> **Short exercise**:
Reproduce the records below word for word, without the pictures.

------ Records to process

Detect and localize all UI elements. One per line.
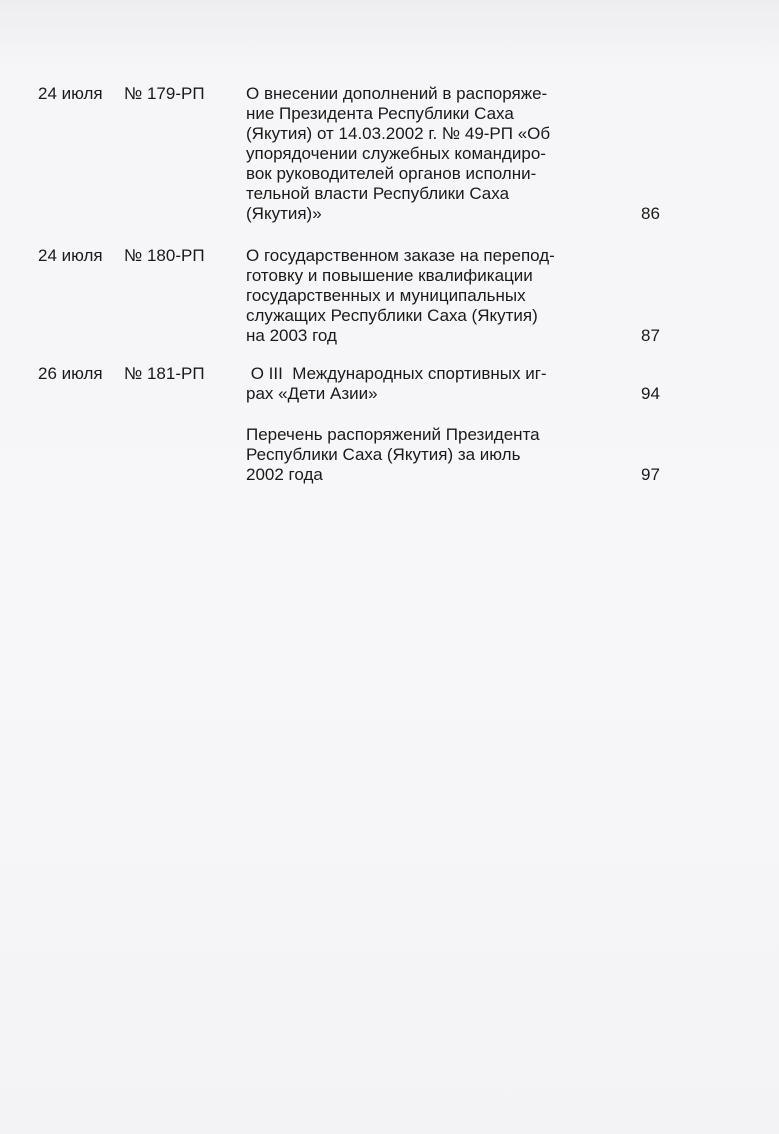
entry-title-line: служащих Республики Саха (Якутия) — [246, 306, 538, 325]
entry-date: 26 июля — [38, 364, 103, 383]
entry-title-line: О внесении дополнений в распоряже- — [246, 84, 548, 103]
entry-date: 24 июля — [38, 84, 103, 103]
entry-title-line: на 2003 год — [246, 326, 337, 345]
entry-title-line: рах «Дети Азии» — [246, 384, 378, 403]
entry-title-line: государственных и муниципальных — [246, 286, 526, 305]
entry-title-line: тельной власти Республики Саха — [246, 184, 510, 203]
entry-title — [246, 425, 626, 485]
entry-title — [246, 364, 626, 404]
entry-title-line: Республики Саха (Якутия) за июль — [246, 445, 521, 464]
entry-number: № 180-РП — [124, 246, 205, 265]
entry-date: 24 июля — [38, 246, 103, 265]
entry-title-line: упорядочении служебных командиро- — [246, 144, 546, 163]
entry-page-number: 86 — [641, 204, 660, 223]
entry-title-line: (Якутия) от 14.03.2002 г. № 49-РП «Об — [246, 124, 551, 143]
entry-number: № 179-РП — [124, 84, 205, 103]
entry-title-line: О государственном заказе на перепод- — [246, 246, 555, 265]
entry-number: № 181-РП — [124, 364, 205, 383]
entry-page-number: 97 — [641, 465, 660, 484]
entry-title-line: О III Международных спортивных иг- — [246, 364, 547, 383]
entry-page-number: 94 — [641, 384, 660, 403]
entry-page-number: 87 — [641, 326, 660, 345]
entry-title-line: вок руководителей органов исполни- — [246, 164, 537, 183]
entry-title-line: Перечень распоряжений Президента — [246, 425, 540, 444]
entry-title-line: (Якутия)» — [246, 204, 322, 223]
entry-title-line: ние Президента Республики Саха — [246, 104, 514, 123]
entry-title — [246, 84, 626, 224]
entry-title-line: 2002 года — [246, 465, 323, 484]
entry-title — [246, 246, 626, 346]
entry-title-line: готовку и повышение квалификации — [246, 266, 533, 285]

------------

> **Finished task**:
Detect and localize all UI elements. One per line.
entry-title-line: служащих Республики Саха (Якутия) — [246, 306, 538, 325]
entry-date: 26 июля — [38, 364, 103, 383]
entry-title-line: О внесении дополнений в распоряже- — [246, 84, 548, 103]
entry-date: 24 июля — [38, 84, 103, 103]
entry-title-line: на 2003 год — [246, 326, 337, 345]
entry-title-line: рах «Дети Азии» — [246, 384, 378, 403]
entry-title-line: государственных и муниципальных — [246, 286, 526, 305]
entry-title-line: тельной власти Республики Саха — [246, 184, 510, 203]
entry-title — [246, 425, 626, 485]
entry-title — [246, 364, 626, 404]
entry-title-line: Республики Саха (Якутия) за июль — [246, 445, 521, 464]
entry-number: № 180-РП — [124, 246, 205, 265]
entry-date: 24 июля — [38, 246, 103, 265]
entry-title-line: упорядочении служебных командиро- — [246, 144, 546, 163]
entry-page-number: 86 — [641, 204, 660, 223]
entry-title-line: (Якутия) от 14.03.2002 г. № 49-РП «Об — [246, 124, 551, 143]
entry-number: № 179-РП — [124, 84, 205, 103]
entry-title-line: О государственном заказе на перепод- — [246, 246, 555, 265]
entry-number: № 181-РП — [124, 364, 205, 383]
entry-page-number: 97 — [641, 465, 660, 484]
entry-title-line: О III Международных спортивных иг- — [246, 364, 547, 383]
entry-page-number: 94 — [641, 384, 660, 403]
entry-page-number: 87 — [641, 326, 660, 345]
entry-title-line: вок руководителей органов исполни- — [246, 164, 537, 183]
entry-title-line: Перечень распоряжений Президента — [246, 425, 540, 444]
entry-title-line: (Якутия)» — [246, 204, 322, 223]
entry-title-line: ние Президента Республики Саха — [246, 104, 514, 123]
entry-title — [246, 84, 626, 224]
entry-title-line: 2002 года — [246, 465, 323, 484]
entry-title — [246, 246, 626, 346]
entry-title-line: готовку и повышение квалификации — [246, 266, 533, 285]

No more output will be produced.